Work to be completed:
Copy the data word for word, keeping every line.
>> Start Supplied material
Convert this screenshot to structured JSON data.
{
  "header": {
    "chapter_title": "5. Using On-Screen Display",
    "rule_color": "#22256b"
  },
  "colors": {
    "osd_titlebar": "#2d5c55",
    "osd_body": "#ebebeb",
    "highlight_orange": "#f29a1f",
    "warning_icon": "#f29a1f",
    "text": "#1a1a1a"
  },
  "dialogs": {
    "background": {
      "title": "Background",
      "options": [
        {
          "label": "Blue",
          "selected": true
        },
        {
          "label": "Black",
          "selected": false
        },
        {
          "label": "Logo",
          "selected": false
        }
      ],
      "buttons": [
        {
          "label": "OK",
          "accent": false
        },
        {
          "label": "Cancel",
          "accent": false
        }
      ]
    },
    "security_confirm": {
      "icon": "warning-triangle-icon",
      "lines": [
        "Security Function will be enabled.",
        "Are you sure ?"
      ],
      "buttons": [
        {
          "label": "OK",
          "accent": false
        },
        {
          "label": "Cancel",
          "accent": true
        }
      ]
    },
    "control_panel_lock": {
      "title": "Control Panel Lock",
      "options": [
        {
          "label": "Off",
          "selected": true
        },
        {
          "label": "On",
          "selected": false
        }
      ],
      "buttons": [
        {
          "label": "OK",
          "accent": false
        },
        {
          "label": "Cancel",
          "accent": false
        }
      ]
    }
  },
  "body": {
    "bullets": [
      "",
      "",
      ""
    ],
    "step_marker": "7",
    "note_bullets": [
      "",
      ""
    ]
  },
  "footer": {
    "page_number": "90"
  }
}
>> End Supplied material
Written solution:
Convert this screenshot to structured JSON data.
{
  "header": {
    "chapter_title": "5. Using On-Screen Display",
    "rule_color": "#22256b"
  },
  "colors": {
    "osd_titlebar": "#2d5c55",
    "osd_body": "#ebebeb",
    "highlight_orange": "#f29a1f",
    "warning_icon": "#f29a1f",
    "text": "#1a1a1a"
  },
  "dialogs": {
    "background": {
      "title": "Background",
      "options": [
        {
          "label": "Blue",
          "selected": true
        },
        {
          "label": "Black",
          "selected": false
        },
        {
          "label": "Logo",
          "selected": false
        }
      ],
      "buttons": [
        {
          "label": "OK",
          "accent": false
        },
        {
          "label": "Cancel",
          "accent": false
        }
      ]
    },
    "security_confirm": {
      "icon": "warning-triangle-icon",
      "lines": [
        "Security Function will be enabled.",
        "Are you sure ?"
      ],
      "buttons": [
        {
          "label": "OK",
          "accent": false
        },
        {
          "label": "Cancel",
          "accent": true
        }
      ]
    },
    "control_panel_lock": {
      "title": "Control Panel Lock",
      "options": [
        {
          "label": "Off",
          "selected": true
        },
        {
          "label": "On",
          "selected": false
        }
      ],
      "buttons": [
        {
          "label": "OK",
          "accent": false
        },
        {
          "label": "Cancel",
          "accent": false
        }
      ]
    }
  },
  "body": {
    "bullets": [
      "",
      "",
      ""
    ],
    "step_marker": "7",
    "note_bullets": [
      "",
      ""
    ]
  },
  "footer": {
    "page_number": "90"
  }
}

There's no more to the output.